▶ Aim
Only a number is wanted: how many lines in these records contain the word "товаров"?
— start of Records for this exercise —
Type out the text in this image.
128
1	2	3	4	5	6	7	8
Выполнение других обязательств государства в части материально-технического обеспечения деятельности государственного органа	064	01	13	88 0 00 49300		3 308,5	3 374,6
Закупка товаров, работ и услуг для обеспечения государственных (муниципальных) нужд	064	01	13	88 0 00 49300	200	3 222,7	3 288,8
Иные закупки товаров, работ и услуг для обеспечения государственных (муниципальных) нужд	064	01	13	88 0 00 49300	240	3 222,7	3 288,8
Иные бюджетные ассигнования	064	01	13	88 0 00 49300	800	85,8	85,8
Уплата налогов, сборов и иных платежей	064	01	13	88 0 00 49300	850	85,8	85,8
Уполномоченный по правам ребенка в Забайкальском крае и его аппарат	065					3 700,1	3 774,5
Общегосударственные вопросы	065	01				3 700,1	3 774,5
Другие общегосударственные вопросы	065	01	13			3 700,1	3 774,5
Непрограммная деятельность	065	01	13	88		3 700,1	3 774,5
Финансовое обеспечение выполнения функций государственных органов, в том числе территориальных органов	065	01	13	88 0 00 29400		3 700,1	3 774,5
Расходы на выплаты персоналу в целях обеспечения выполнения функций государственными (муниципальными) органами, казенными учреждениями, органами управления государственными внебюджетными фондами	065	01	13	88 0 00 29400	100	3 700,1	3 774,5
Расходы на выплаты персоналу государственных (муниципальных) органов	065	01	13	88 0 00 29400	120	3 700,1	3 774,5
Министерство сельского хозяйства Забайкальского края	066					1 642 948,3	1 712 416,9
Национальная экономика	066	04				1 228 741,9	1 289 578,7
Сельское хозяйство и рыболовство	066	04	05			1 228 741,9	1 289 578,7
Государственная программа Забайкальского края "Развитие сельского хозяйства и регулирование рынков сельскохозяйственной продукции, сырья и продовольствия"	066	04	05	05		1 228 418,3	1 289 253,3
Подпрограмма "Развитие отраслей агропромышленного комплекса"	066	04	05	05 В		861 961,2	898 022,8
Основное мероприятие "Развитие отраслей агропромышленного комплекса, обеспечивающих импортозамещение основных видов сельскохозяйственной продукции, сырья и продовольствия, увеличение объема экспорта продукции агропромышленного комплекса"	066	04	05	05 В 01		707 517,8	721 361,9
— end of Records for this exercise —
▶ Task result
2